EXERCISE: Copy every line from the one that holds "Extract the structured" to the end of the records below, exactly and with nothing else, but without any pictures.

━━━ RECORDS TO USE

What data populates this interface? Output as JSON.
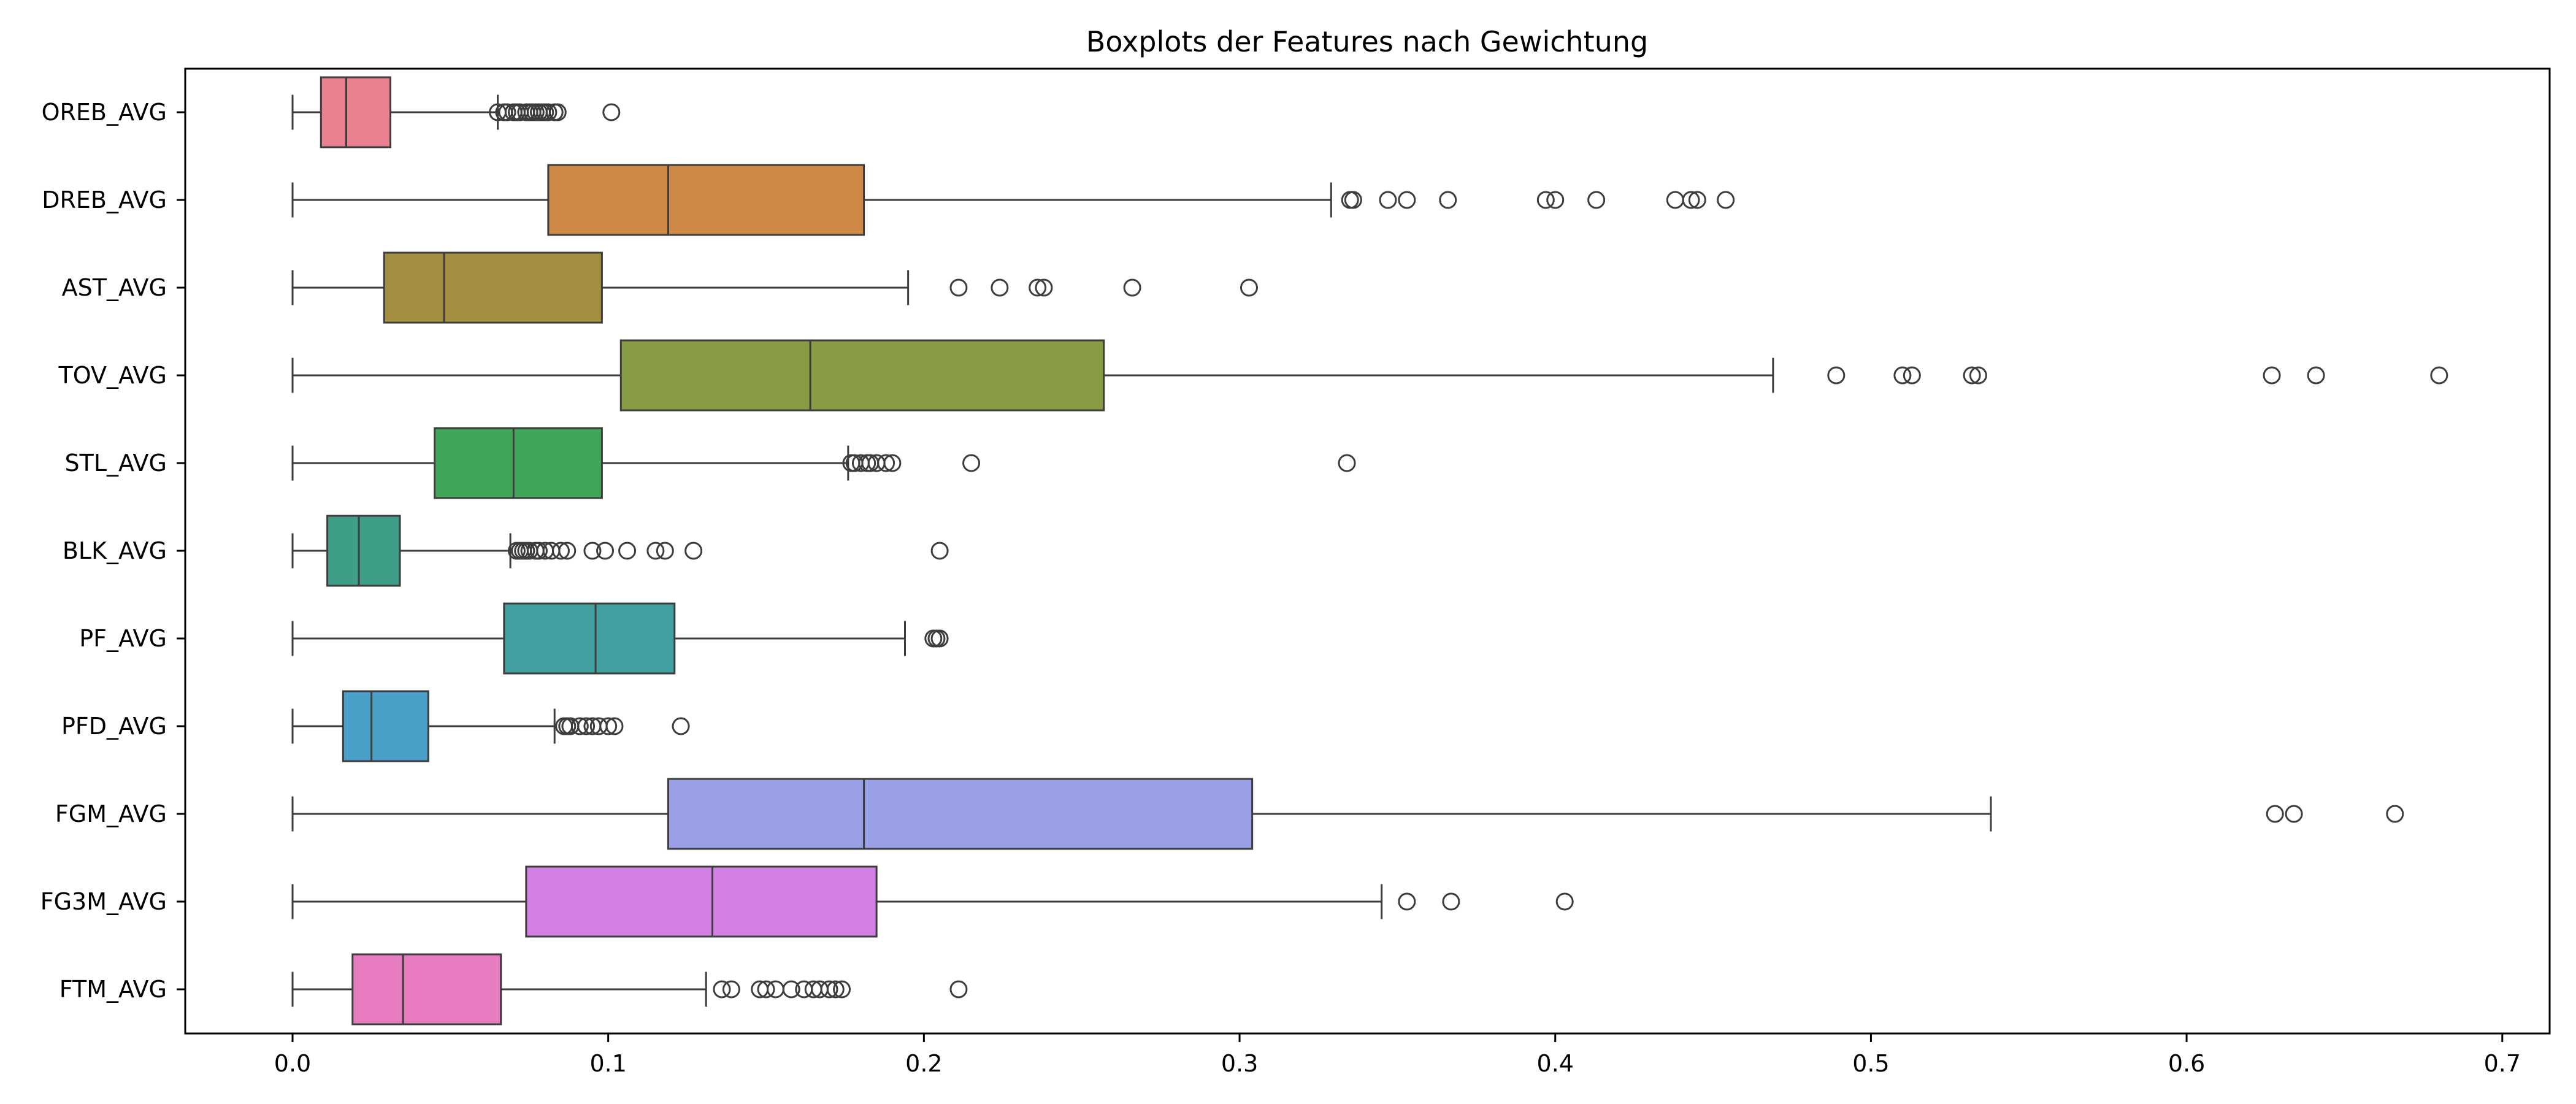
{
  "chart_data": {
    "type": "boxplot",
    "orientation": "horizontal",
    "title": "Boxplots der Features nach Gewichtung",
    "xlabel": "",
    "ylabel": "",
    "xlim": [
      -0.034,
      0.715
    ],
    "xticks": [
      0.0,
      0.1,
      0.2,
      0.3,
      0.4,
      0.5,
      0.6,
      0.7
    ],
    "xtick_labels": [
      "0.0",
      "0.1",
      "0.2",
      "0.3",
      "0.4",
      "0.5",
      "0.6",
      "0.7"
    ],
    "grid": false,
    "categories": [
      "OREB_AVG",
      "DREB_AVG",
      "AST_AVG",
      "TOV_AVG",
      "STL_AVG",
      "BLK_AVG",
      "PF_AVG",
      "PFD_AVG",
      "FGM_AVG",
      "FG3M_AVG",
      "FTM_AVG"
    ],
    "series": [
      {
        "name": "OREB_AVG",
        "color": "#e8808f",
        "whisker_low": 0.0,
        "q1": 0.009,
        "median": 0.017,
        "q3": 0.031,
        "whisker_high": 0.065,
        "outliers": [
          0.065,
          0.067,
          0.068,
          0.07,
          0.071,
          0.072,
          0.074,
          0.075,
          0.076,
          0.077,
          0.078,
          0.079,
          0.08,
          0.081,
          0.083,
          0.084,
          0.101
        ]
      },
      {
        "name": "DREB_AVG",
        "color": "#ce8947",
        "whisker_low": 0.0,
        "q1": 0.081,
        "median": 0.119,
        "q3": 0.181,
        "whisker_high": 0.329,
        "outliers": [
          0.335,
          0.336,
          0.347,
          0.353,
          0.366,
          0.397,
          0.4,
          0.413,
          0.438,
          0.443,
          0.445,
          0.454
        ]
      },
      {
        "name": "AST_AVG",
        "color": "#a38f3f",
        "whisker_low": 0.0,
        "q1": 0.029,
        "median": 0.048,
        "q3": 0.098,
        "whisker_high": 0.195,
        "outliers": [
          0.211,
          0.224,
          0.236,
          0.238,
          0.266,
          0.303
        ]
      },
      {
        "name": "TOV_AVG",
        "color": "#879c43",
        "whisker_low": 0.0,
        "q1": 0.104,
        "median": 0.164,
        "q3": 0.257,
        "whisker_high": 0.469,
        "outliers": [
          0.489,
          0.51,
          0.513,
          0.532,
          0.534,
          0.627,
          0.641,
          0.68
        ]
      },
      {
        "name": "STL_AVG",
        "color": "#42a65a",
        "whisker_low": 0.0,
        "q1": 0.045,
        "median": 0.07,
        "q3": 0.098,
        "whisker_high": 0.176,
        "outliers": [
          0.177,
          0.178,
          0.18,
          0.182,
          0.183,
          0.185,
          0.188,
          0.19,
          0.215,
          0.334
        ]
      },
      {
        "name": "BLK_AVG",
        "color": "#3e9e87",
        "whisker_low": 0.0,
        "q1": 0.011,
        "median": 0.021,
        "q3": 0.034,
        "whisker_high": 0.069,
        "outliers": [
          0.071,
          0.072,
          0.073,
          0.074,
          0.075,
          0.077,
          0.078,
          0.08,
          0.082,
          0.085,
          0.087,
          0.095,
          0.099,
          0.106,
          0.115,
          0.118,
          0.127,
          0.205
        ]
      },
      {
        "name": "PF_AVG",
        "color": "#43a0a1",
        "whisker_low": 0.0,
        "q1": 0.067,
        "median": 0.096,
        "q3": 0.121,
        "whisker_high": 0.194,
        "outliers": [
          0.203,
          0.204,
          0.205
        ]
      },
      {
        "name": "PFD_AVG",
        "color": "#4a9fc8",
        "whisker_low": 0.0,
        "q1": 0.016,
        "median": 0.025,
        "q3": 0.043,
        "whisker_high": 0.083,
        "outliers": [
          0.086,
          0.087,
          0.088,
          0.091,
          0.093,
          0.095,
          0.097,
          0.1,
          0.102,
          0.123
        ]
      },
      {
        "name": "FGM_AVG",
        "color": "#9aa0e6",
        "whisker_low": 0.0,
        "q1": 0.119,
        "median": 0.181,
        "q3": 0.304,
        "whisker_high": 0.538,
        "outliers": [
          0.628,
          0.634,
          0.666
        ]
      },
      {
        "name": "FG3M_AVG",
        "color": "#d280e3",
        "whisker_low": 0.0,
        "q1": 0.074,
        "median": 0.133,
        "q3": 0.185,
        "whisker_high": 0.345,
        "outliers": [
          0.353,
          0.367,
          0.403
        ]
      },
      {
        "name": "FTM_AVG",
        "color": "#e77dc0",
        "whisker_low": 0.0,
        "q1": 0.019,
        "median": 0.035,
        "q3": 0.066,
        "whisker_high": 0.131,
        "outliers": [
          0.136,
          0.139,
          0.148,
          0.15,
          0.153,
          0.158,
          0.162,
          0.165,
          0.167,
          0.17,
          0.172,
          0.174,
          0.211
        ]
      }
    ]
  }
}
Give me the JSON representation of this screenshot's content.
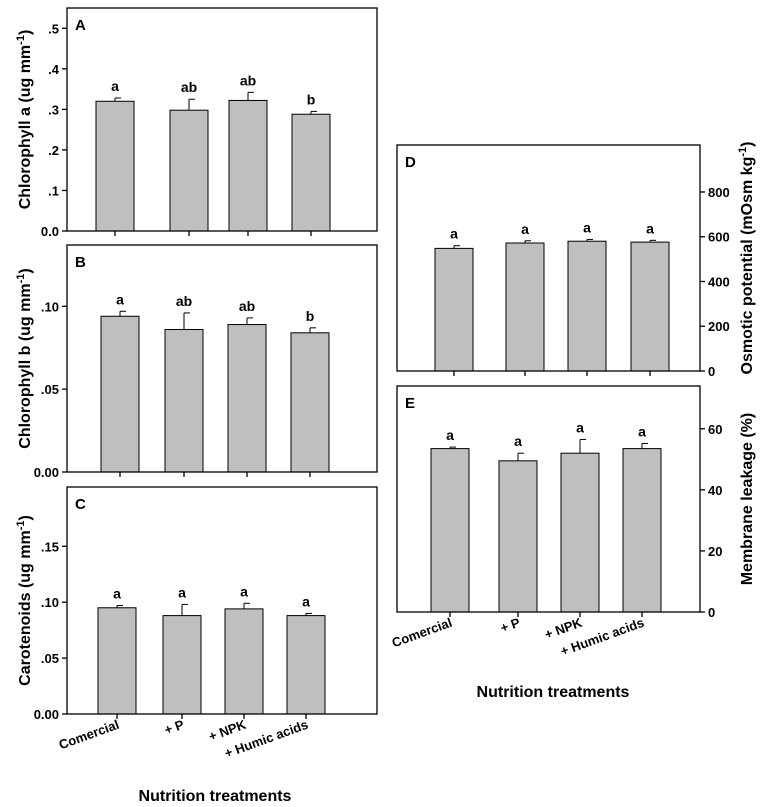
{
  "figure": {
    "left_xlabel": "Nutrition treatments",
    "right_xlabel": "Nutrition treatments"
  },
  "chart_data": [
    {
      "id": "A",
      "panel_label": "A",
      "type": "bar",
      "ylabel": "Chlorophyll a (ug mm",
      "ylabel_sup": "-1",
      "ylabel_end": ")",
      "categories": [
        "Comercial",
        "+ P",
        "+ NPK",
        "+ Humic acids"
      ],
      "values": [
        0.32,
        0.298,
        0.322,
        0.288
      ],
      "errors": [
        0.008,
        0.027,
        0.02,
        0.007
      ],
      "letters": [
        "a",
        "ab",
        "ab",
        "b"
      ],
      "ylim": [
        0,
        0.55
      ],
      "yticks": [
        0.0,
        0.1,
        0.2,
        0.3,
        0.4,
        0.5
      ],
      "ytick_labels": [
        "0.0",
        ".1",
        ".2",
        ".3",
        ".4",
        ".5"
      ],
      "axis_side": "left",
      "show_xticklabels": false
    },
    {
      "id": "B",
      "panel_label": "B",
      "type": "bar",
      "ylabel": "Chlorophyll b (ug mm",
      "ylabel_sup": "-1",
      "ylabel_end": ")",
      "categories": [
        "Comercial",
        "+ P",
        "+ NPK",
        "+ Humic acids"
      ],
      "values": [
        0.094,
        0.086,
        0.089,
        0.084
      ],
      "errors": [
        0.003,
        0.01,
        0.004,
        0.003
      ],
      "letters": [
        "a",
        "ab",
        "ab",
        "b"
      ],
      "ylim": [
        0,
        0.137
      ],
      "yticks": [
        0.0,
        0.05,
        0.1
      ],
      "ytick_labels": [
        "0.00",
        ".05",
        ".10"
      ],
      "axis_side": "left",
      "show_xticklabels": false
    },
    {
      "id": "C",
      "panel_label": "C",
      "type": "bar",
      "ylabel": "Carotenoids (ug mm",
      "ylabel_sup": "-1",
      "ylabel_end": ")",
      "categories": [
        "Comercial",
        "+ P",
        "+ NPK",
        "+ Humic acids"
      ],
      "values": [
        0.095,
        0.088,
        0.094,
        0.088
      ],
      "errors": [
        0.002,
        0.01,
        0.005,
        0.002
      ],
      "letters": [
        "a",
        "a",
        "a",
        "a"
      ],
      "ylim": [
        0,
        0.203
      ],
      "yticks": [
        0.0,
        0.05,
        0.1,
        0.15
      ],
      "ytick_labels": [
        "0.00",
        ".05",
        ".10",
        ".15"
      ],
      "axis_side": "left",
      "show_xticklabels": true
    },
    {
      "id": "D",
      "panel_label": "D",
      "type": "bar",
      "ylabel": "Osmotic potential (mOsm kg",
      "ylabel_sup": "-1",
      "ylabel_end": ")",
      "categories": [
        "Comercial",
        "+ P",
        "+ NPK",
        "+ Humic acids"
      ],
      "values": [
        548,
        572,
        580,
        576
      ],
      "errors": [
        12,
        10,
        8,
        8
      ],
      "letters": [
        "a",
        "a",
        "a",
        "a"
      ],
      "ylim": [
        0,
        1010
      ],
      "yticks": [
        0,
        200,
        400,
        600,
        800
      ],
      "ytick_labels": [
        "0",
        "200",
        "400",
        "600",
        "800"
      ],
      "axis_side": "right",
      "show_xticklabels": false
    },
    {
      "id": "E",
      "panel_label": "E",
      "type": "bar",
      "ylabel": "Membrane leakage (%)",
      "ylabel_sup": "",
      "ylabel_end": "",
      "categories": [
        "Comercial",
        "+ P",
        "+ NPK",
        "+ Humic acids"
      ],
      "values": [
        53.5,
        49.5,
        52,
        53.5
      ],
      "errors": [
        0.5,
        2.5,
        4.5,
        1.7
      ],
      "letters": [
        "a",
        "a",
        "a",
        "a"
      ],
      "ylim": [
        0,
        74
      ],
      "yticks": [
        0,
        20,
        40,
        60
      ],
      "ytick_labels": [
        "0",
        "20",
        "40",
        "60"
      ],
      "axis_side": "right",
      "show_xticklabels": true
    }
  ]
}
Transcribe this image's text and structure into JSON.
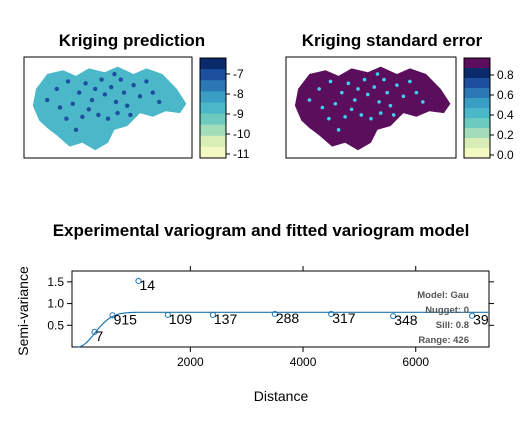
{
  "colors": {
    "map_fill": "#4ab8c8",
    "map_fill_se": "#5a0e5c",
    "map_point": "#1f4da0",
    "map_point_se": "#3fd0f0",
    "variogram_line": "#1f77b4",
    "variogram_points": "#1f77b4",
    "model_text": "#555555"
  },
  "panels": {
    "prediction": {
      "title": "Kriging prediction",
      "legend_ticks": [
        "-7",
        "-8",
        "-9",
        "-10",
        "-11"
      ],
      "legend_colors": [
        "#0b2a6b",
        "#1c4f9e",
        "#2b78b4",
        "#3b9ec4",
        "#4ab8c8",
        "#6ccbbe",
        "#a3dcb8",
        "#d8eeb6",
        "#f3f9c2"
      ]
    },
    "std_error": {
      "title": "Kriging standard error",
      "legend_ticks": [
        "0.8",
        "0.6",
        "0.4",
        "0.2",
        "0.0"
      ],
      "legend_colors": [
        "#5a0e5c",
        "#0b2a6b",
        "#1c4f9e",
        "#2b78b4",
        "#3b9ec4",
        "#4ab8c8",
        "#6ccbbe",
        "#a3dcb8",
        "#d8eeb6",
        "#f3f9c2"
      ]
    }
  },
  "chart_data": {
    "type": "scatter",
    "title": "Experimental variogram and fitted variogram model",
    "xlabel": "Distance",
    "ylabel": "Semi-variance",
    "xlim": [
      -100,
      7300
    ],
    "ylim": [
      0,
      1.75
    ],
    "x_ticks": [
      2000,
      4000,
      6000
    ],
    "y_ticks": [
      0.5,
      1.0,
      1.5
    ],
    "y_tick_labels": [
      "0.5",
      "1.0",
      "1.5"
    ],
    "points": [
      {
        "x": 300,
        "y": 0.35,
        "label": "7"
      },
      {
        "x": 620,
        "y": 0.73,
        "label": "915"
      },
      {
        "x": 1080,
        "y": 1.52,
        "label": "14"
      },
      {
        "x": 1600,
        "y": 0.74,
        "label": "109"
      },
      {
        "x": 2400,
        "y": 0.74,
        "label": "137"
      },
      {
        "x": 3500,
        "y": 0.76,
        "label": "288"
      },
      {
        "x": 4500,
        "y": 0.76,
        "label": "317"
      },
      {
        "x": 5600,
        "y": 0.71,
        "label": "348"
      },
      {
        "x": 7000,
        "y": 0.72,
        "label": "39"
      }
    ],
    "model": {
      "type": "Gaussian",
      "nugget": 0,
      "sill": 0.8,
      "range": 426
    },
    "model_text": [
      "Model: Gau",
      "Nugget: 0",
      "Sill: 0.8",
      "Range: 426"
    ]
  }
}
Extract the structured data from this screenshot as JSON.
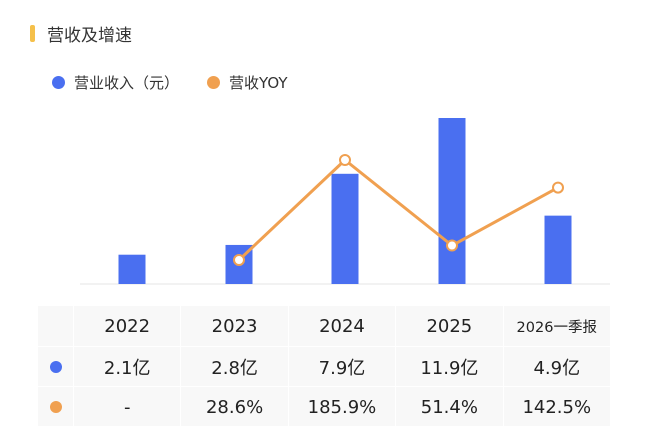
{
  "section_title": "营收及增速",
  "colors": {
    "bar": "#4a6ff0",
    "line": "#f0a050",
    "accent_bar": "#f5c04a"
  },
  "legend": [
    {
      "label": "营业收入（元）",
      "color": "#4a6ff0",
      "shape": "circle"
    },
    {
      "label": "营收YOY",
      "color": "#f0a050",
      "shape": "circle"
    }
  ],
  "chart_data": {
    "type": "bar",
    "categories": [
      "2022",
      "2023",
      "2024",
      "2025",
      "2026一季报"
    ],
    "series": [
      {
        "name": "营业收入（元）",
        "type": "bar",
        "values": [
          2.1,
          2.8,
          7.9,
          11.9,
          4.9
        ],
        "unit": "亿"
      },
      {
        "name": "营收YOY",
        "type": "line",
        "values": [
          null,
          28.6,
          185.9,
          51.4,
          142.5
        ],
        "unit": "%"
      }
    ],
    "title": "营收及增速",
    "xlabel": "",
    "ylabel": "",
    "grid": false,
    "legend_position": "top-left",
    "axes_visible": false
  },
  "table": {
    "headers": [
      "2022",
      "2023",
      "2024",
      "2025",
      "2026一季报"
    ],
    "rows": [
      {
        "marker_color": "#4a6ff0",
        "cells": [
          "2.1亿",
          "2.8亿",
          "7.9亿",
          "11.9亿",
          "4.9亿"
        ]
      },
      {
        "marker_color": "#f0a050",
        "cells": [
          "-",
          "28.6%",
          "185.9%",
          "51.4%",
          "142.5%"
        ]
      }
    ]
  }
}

━━━━━━

COMPLETED EXERCISE:
Extract the structured data from this screenshot as JSON.
{
  "section_title": "营收及增速",
  "colors": {
    "bar": "#4a6ff0",
    "line": "#f0a050",
    "accent_bar": "#f5c04a"
  },
  "legend": [
    {
      "label": "营业收入（元）",
      "color": "#4a6ff0",
      "shape": "circle"
    },
    {
      "label": "营收YOY",
      "color": "#f0a050",
      "shape": "circle"
    }
  ],
  "chart_data": {
    "type": "bar",
    "categories": [
      "2022",
      "2023",
      "2024",
      "2025",
      "2026一季报"
    ],
    "series": [
      {
        "name": "营业收入（元）",
        "type": "bar",
        "values": [
          2.1,
          2.8,
          7.9,
          11.9,
          4.9
        ],
        "unit": "亿"
      },
      {
        "name": "营收YOY",
        "type": "line",
        "values": [
          null,
          28.6,
          185.9,
          51.4,
          142.5
        ],
        "unit": "%"
      }
    ],
    "title": "营收及增速",
    "xlabel": "",
    "ylabel": "",
    "grid": false,
    "legend_position": "top-left",
    "axes_visible": false
  },
  "table": {
    "headers": [
      "2022",
      "2023",
      "2024",
      "2025",
      "2026一季报"
    ],
    "rows": [
      {
        "marker_color": "#4a6ff0",
        "cells": [
          "2.1亿",
          "2.8亿",
          "7.9亿",
          "11.9亿",
          "4.9亿"
        ]
      },
      {
        "marker_color": "#f0a050",
        "cells": [
          "-",
          "28.6%",
          "185.9%",
          "51.4%",
          "142.5%"
        ]
      }
    ]
  }
}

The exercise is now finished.